Requirements =
Copy each line of the records that contains the word "faire".

━━━━━ Source records

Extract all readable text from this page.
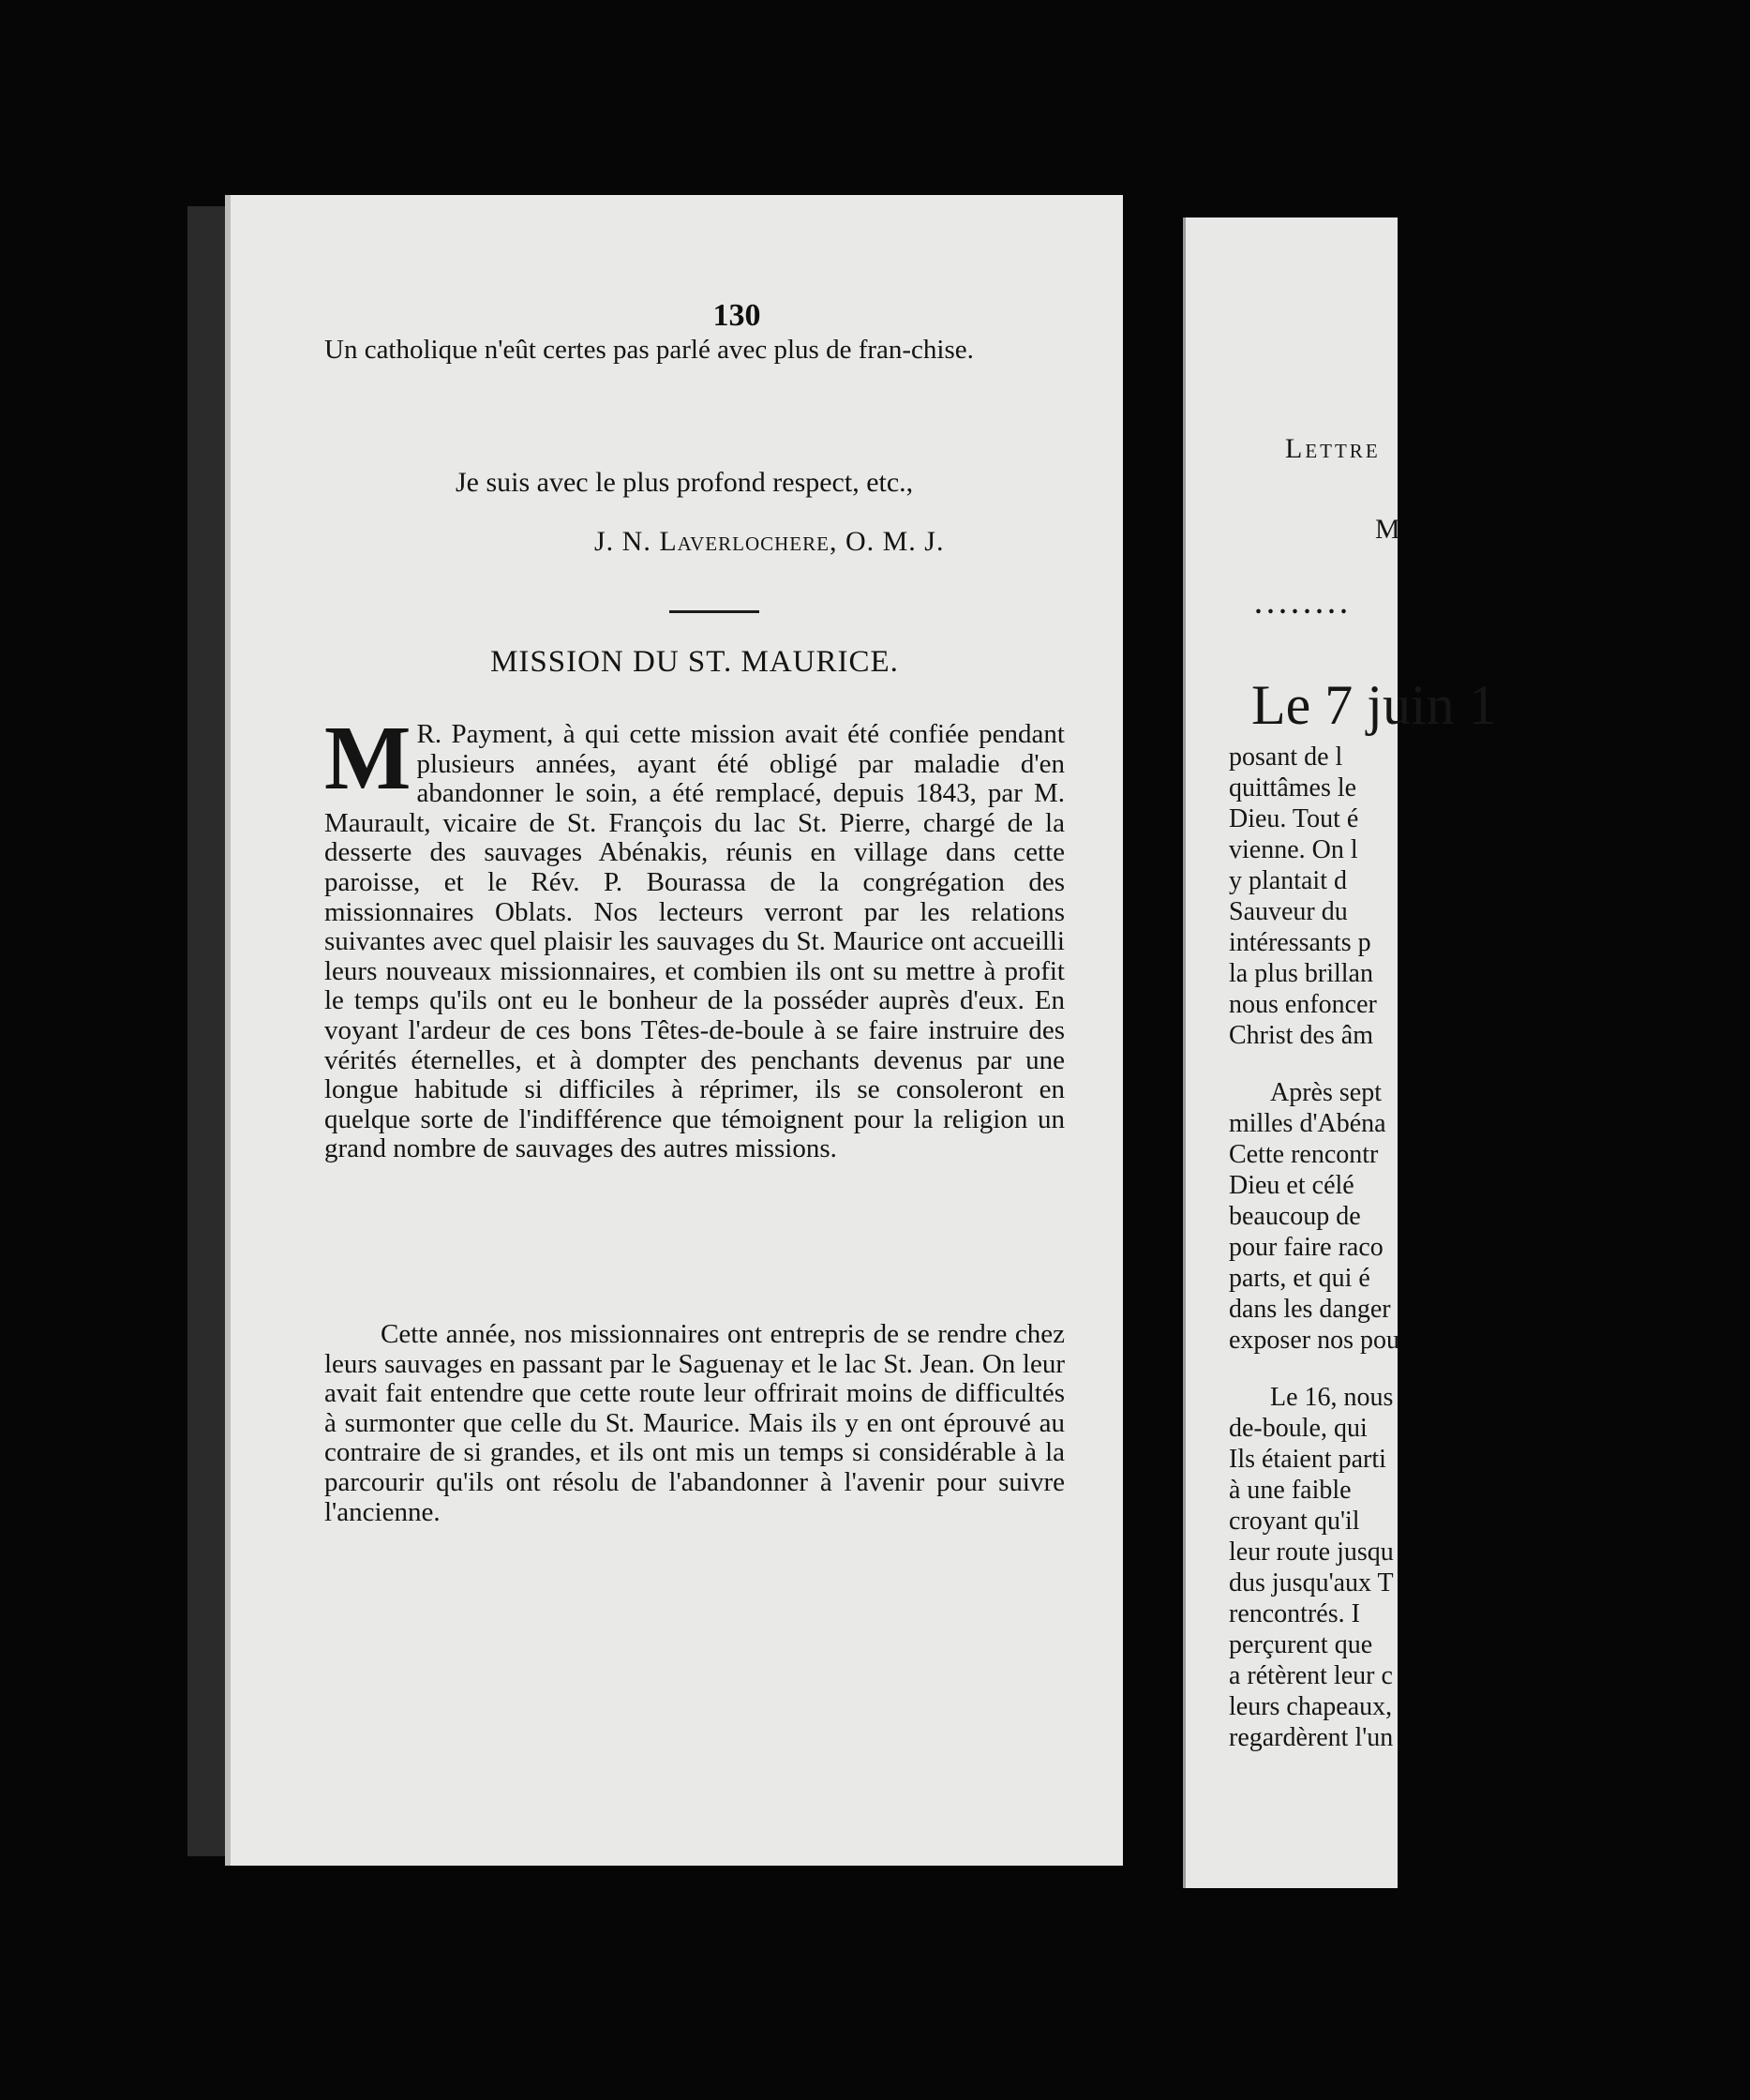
130
Un catholique n'eût certes pas parlé avec plus de fran-chise.
Je suis avec le plus profond respect, etc.,
J. N. Laverlochere, O. M. J.
MISSION DU ST. MAURICE.
M R. Payment, à qui cette mission avait été confiée pendant plusieurs années, ayant été obligé par maladie d'en abandonner le soin, a été remplacé, depuis 1843, par M. Maurault, vicaire de St. François du lac St. Pierre, chargé de la desserte des sauvages Abénakis, réunis en village dans cette paroisse, et le Rév. P. Bourassa de la congrégation des missionnaires Oblats. Nos lecteurs verront par les relations suivantes avec quel plaisir les sauvages du St. Maurice ont accueilli leurs nouveaux missionnaires, et combien ils ont su mettre à profit le temps qu'ils ont eu le bonheur de la posséder auprès d'eux. En voyant l'ardeur de ces bons Têtes-de-boule à se faire instruire des vérités éternelles, et à dompter des penchants devenus par une longue habitude si difficiles à réprimer, ils se consoleront en quelque sorte de l'indifférence que témoignent pour la religion un grand nombre de sauvages des autres missions.
Cette année, nos missionnaires ont entrepris de se rendre chez leurs sauvages en passant par le Saguenay et le lac St. Jean. On leur avait fait entendre que cette route leur offrirait moins de difficultés à surmonter que celle du St. Maurice. Mais ils y en ont éprouvé au contraire de si grandes, et ils ont mis un temps si considérable à la parcourir qu'ils ont résolu de l'abandonner à l'avenir pour suivre l'ancienne.
Lettre
M
........
Le 7 juin 1
posant de l
quittâmes le
Dieu. Tout é
vienne. On l
y plantait d
Sauveur du
intéressants p
la plus brillan
nous enfoncer
Christ des âm
Après sept
milles d'Abéna
Cette rencontr
Dieu et célé
beaucoup de
pour faire raco
parts, et qui é
dans les danger
exposer nos pou
Le 16, nous
de-boule, qui
Ils étaient parti
à une faible
croyant qu'il
leur route jusqu
dus jusqu'aux T
rencontrés. I
perçurent que
a rétèrent leur c
leurs chapeaux,
regardèrent l'un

━━━━━━━━━━

Output =
M R. Payment, à qui cette mission avait été confiée pendant plusieurs années, ayant été obligé par maladie d'en abandonner le soin, a été remplacé, depuis 1843, par M. Maurault, vicaire de St. François du lac St. Pierre, chargé de la desserte des sauvages Abénakis, réunis en village dans cette paroisse, et le Rév. P. Bourassa de la congrégation des missionnaires Oblats. Nos lecteurs verront par les relations suivantes avec quel plaisir les sauvages du St. Maurice ont accueilli leurs nouveaux missionnaires, et combien ils ont su mettre à profit le temps qu'ils ont eu le bonheur de la posséder auprès d'eux. En voyant l'ardeur de ces bons Têtes-de-boule à se faire instruire des vérités éternelles, et à dompter des penchants devenus par une longue habitude si difficiles à réprimer, ils se consoleront en quelque sorte de l'indifférence que témoignent pour la religion un grand nombre de sauvages des autres missions.
pour faire raco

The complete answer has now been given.